- _Goal_
Compile every line that includes the word "title".

Dataset excerpts
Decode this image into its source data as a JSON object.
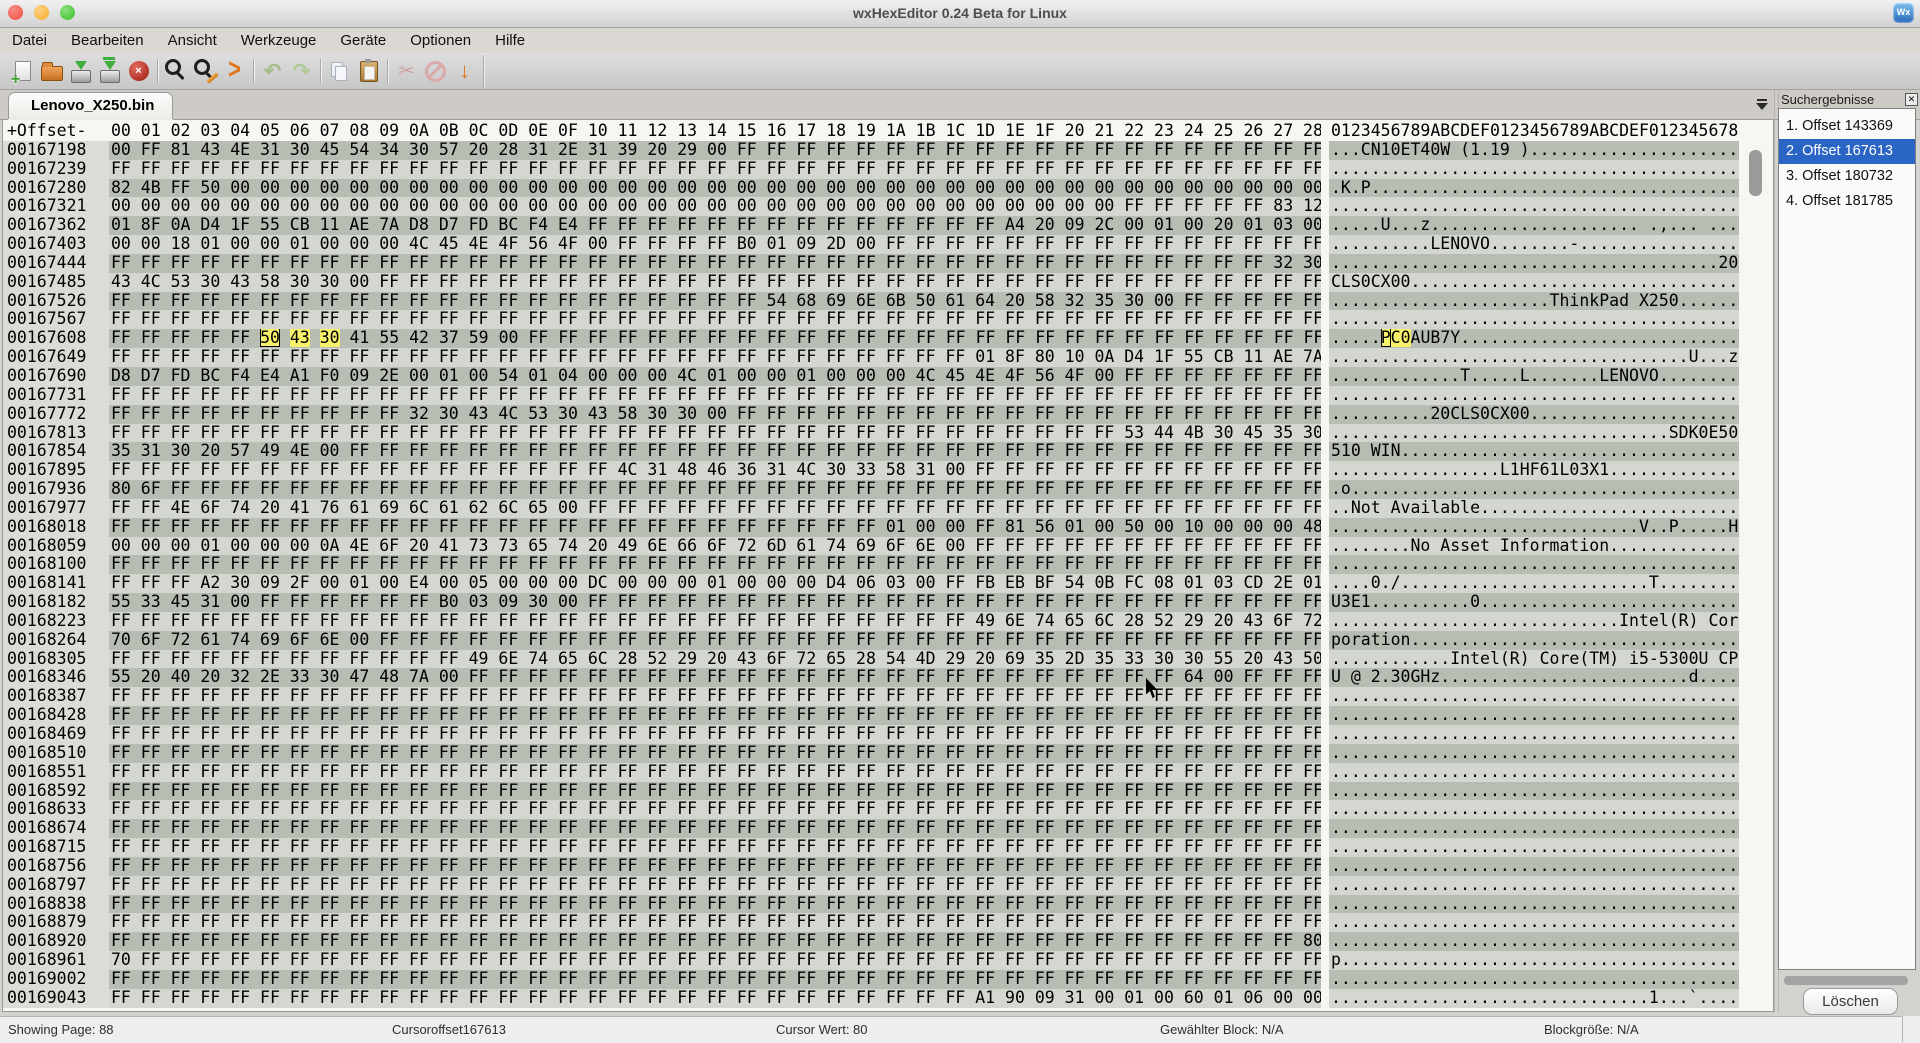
{
  "window": {
    "title": "wxHexEditor 0.24 Beta for Linux",
    "app_icon_label": "Wx"
  },
  "menubar": {
    "items": [
      "Datei",
      "Bearbeiten",
      "Ansicht",
      "Werkzeuge",
      "Geräte",
      "Optionen",
      "Hilfe"
    ]
  },
  "toolbar": {
    "buttons": [
      "new-file",
      "open-file",
      "save",
      "save-as",
      "close-file",
      "find",
      "find-replace",
      "goto-offset",
      "undo",
      "redo",
      "copy",
      "paste",
      "cut",
      "abort",
      "jump-down"
    ],
    "groups": [
      5,
      3,
      2,
      2,
      3
    ]
  },
  "tabs": {
    "active": "Lenovo_X250.bin"
  },
  "hex_view": {
    "offset_header": "+Offset-",
    "byte_header": "00 01 02 03 04 05 06 07 08 09 0A 0B 0C 0D 0E 0F 10 11 12 13 14 15 16 17 18 19 1A 1B 1C 1D 1E 1F 20 21 22 23 24 25 26 27 28",
    "ascii_header": "0123456789ABCDEF0123456789ABCDEF012345678",
    "selection": {
      "row_offset": "00167608",
      "cursor_index": 5,
      "selected_indices": [
        6,
        7
      ]
    },
    "colors": {
      "stripe_dark": "#b8bdb3",
      "stripe_light": "#d3d7cf",
      "highlight": "#f7f06a",
      "selected_result": "#2a64c4"
    },
    "rows": [
      {
        "offset": "00167198",
        "bytes": "00 FF 81 43 4E 31 30 45 54 34 30 57 20 28 31 2E 31 39 20 29 00 FF FF FF FF FF FF FF FF FF FF FF FF FF FF FF FF FF FF FF FF"
      },
      {
        "offset": "00167239",
        "bytes": "FF FF FF FF FF FF FF FF FF FF FF FF FF FF FF FF FF FF FF FF FF FF FF FF FF FF FF FF FF FF FF FF FF FF FF FF FF FF FF FF FF"
      },
      {
        "offset": "00167280",
        "bytes": "82 4B FF 50 00 00 00 00 00 00 00 00 00 00 00 00 00 00 00 00 00 00 00 00 00 00 00 00 00 00 00 00 00 00 00 00 00 00 00 00 00"
      },
      {
        "offset": "00167321",
        "bytes": "00 00 00 00 00 00 00 00 00 00 00 00 00 00 00 00 00 00 00 00 00 00 00 00 00 00 00 00 00 00 00 00 00 00 FF FF FF FF FF 83 12"
      },
      {
        "offset": "00167362",
        "bytes": "01 8F 0A D4 1F 55 CB 11 AE 7A D8 D7 FD BC F4 E4 FF FF FF FF FF FF FF FF FF FF FF FF FF FF A4 20 09 2C 00 01 00 20 01 03 00"
      },
      {
        "offset": "00167403",
        "bytes": "00 00 18 01 00 00 01 00 00 00 4C 45 4E 4F 56 4F 00 FF FF FF FF B0 01 09 2D 00 FF FF FF FF FF FF FF FF FF FF FF FF FF FF FF"
      },
      {
        "offset": "00167444",
        "bytes": "FF FF FF FF FF FF FF FF FF FF FF FF FF FF FF FF FF FF FF FF FF FF FF FF FF FF FF FF FF FF FF FF FF FF FF FF FF FF FF 32 30"
      },
      {
        "offset": "00167485",
        "bytes": "43 4C 53 30 43 58 30 30 00 FF FF FF FF FF FF FF FF FF FF FF FF FF FF FF FF FF FF FF FF FF FF FF FF FF FF FF FF FF FF FF FF"
      },
      {
        "offset": "00167526",
        "bytes": "FF FF FF FF FF FF FF FF FF FF FF FF FF FF FF FF FF FF FF FF FF FF 54 68 69 6E 6B 50 61 64 20 58 32 35 30 00 FF FF FF FF FF"
      },
      {
        "offset": "00167567",
        "bytes": "FF FF FF FF FF FF FF FF FF FF FF FF FF FF FF FF FF FF FF FF FF FF FF FF FF FF FF FF FF FF FF FF FF FF FF FF FF FF FF FF FF"
      },
      {
        "offset": "00167608",
        "bytes": "FF FF FF FF FF 50 43 30 41 55 42 37 59 00 FF FF FF FF FF FF FF FF FF FF FF FF FF FF FF FF FF FF FF FF FF FF FF FF FF FF FF"
      },
      {
        "offset": "00167649",
        "bytes": "FF FF FF FF FF FF FF FF FF FF FF FF FF FF FF FF FF FF FF FF FF FF FF FF FF FF FF FF FF 01 8F 80 10 0A D4 1F 55 CB 11 AE 7A"
      },
      {
        "offset": "00167690",
        "bytes": "D8 D7 FD BC F4 E4 A1 F0 09 2E 00 01 00 54 01 04 00 00 00 4C 01 00 00 01 00 00 00 4C 45 4E 4F 56 4F 00 FF FF FF FF FF FF FF"
      },
      {
        "offset": "00167731",
        "bytes": "FF FF FF FF FF FF FF FF FF FF FF FF FF FF FF FF FF FF FF FF FF FF FF FF FF FF FF FF FF FF FF FF FF FF FF FF FF FF FF FF FF"
      },
      {
        "offset": "00167772",
        "bytes": "FF FF FF FF FF FF FF FF FF FF 32 30 43 4C 53 30 43 58 30 30 00 FF FF FF FF FF FF FF FF FF FF FF FF FF FF FF FF FF FF FF FF"
      },
      {
        "offset": "00167813",
        "bytes": "FF FF FF FF FF FF FF FF FF FF FF FF FF FF FF FF FF FF FF FF FF FF FF FF FF FF FF FF FF FF FF FF FF FF 53 44 4B 30 45 35 30"
      },
      {
        "offset": "00167854",
        "bytes": "35 31 30 20 57 49 4E 00 FF FF FF FF FF FF FF FF FF FF FF FF FF FF FF FF FF FF FF FF FF FF FF FF FF FF FF FF FF FF FF FF FF"
      },
      {
        "offset": "00167895",
        "bytes": "FF FF FF FF FF FF FF FF FF FF FF FF FF FF FF FF FF 4C 31 48 46 36 31 4C 30 33 58 31 00 FF FF FF FF FF FF FF FF FF FF FF FF"
      },
      {
        "offset": "00167936",
        "bytes": "80 6F FF FF FF FF FF FF FF FF FF FF FF FF FF FF FF FF FF FF FF FF FF FF FF FF FF FF FF FF FF FF FF FF FF FF FF FF FF FF FF"
      },
      {
        "offset": "00167977",
        "bytes": "FF FF 4E 6F 74 20 41 76 61 69 6C 61 62 6C 65 00 FF FF FF FF FF FF FF FF FF FF FF FF FF FF FF FF FF FF FF FF FF FF FF FF FF"
      },
      {
        "offset": "00168018",
        "bytes": "FF FF FF FF FF FF FF FF FF FF FF FF FF FF FF FF FF FF FF FF FF FF FF FF FF FF 01 00 00 FF 81 56 01 00 50 00 10 00 00 00 48"
      },
      {
        "offset": "00168059",
        "bytes": "00 00 00 01 00 00 00 0A 4E 6F 20 41 73 73 65 74 20 49 6E 66 6F 72 6D 61 74 69 6F 6E 00 FF FF FF FF FF FF FF FF FF FF FF FF"
      },
      {
        "offset": "00168100",
        "bytes": "FF FF FF FF FF FF FF FF FF FF FF FF FF FF FF FF FF FF FF FF FF FF FF FF FF FF FF FF FF FF FF FF FF FF FF FF FF FF FF FF FF"
      },
      {
        "offset": "00168141",
        "bytes": "FF FF FF A2 30 09 2F 00 01 00 E4 00 05 00 00 00 DC 00 00 00 01 00 00 00 D4 06 03 00 FF FB EB BF 54 0B FC 08 01 03 CD 2E 01"
      },
      {
        "offset": "00168182",
        "bytes": "55 33 45 31 00 FF FF FF FF FF FF B0 03 09 30 00 FF FF FF FF FF FF FF FF FF FF FF FF FF FF FF FF FF FF FF FF FF FF FF FF FF"
      },
      {
        "offset": "00168223",
        "bytes": "FF FF FF FF FF FF FF FF FF FF FF FF FF FF FF FF FF FF FF FF FF FF FF FF FF FF FF FF FF 49 6E 74 65 6C 28 52 29 20 43 6F 72"
      },
      {
        "offset": "00168264",
        "bytes": "70 6F 72 61 74 69 6F 6E 00 FF FF FF FF FF FF FF FF FF FF FF FF FF FF FF FF FF FF FF FF FF FF FF FF FF FF FF FF FF FF FF FF"
      },
      {
        "offset": "00168305",
        "bytes": "FF FF FF FF FF FF FF FF FF FF FF FF 49 6E 74 65 6C 28 52 29 20 43 6F 72 65 28 54 4D 29 20 69 35 2D 35 33 30 30 55 20 43 50"
      },
      {
        "offset": "00168346",
        "bytes": "55 20 40 20 32 2E 33 30 47 48 7A 00 FF FF FF FF FF FF FF FF FF FF FF FF FF FF FF FF FF FF FF FF FF FF FF FF 64 00 FF FF FF"
      },
      {
        "offset": "00168387",
        "bytes": "FF FF FF FF FF FF FF FF FF FF FF FF FF FF FF FF FF FF FF FF FF FF FF FF FF FF FF FF FF FF FF FF FF FF FF FF FF FF FF FF FF"
      },
      {
        "offset": "00168428",
        "bytes": "FF FF FF FF FF FF FF FF FF FF FF FF FF FF FF FF FF FF FF FF FF FF FF FF FF FF FF FF FF FF FF FF FF FF FF FF FF FF FF FF FF"
      },
      {
        "offset": "00168469",
        "bytes": "FF FF FF FF FF FF FF FF FF FF FF FF FF FF FF FF FF FF FF FF FF FF FF FF FF FF FF FF FF FF FF FF FF FF FF FF FF FF FF FF FF"
      },
      {
        "offset": "00168510",
        "bytes": "FF FF FF FF FF FF FF FF FF FF FF FF FF FF FF FF FF FF FF FF FF FF FF FF FF FF FF FF FF FF FF FF FF FF FF FF FF FF FF FF FF"
      },
      {
        "offset": "00168551",
        "bytes": "FF FF FF FF FF FF FF FF FF FF FF FF FF FF FF FF FF FF FF FF FF FF FF FF FF FF FF FF FF FF FF FF FF FF FF FF FF FF FF FF FF"
      },
      {
        "offset": "00168592",
        "bytes": "FF FF FF FF FF FF FF FF FF FF FF FF FF FF FF FF FF FF FF FF FF FF FF FF FF FF FF FF FF FF FF FF FF FF FF FF FF FF FF FF FF"
      },
      {
        "offset": "00168633",
        "bytes": "FF FF FF FF FF FF FF FF FF FF FF FF FF FF FF FF FF FF FF FF FF FF FF FF FF FF FF FF FF FF FF FF FF FF FF FF FF FF FF FF FF"
      },
      {
        "offset": "00168674",
        "bytes": "FF FF FF FF FF FF FF FF FF FF FF FF FF FF FF FF FF FF FF FF FF FF FF FF FF FF FF FF FF FF FF FF FF FF FF FF FF FF FF FF FF"
      },
      {
        "offset": "00168715",
        "bytes": "FF FF FF FF FF FF FF FF FF FF FF FF FF FF FF FF FF FF FF FF FF FF FF FF FF FF FF FF FF FF FF FF FF FF FF FF FF FF FF FF FF"
      },
      {
        "offset": "00168756",
        "bytes": "FF FF FF FF FF FF FF FF FF FF FF FF FF FF FF FF FF FF FF FF FF FF FF FF FF FF FF FF FF FF FF FF FF FF FF FF FF FF FF FF FF"
      },
      {
        "offset": "00168797",
        "bytes": "FF FF FF FF FF FF FF FF FF FF FF FF FF FF FF FF FF FF FF FF FF FF FF FF FF FF FF FF FF FF FF FF FF FF FF FF FF FF FF FF FF"
      },
      {
        "offset": "00168838",
        "bytes": "FF FF FF FF FF FF FF FF FF FF FF FF FF FF FF FF FF FF FF FF FF FF FF FF FF FF FF FF FF FF FF FF FF FF FF FF FF FF FF FF FF"
      },
      {
        "offset": "00168879",
        "bytes": "FF FF FF FF FF FF FF FF FF FF FF FF FF FF FF FF FF FF FF FF FF FF FF FF FF FF FF FF FF FF FF FF FF FF FF FF FF FF FF FF FF"
      },
      {
        "offset": "00168920",
        "bytes": "FF FF FF FF FF FF FF FF FF FF FF FF FF FF FF FF FF FF FF FF FF FF FF FF FF FF FF FF FF FF FF FF FF FF FF FF FF FF FF FF 80"
      },
      {
        "offset": "00168961",
        "bytes": "70 FF FF FF FF FF FF FF FF FF FF FF FF FF FF FF FF FF FF FF FF FF FF FF FF FF FF FF FF FF FF FF FF FF FF FF FF FF FF FF FF"
      },
      {
        "offset": "00169002",
        "bytes": "FF FF FF FF FF FF FF FF FF FF FF FF FF FF FF FF FF FF FF FF FF FF FF FF FF FF FF FF FF FF FF FF FF FF FF FF FF FF FF FF FF"
      },
      {
        "offset": "00169043",
        "bytes": "FF FF FF FF FF FF FF FF FF FF FF FF FF FF FF FF FF FF FF FF FF FF FF FF FF FF FF FF FF A1 90 09 31 00 01 00 60 01 06 00 00"
      }
    ]
  },
  "search_results": {
    "title": "Suchergebnisse",
    "items": [
      "1. Offset 143369",
      "2. Offset 167613",
      "3. Offset 180732",
      "4. Offset 181785"
    ],
    "selected_index": 1,
    "clear_button": "Löschen"
  },
  "statusbar": {
    "fields": [
      "Showing Page: 88",
      "Cursoroffset167613",
      "Cursor Wert: 80",
      "Gewählter Block: N/A",
      "Blockgröße: N/A"
    ]
  }
}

- _Complete response_
    "title": "wxHexEditor 0.24 Beta for Linux",
    "title": "Suchergebnisse",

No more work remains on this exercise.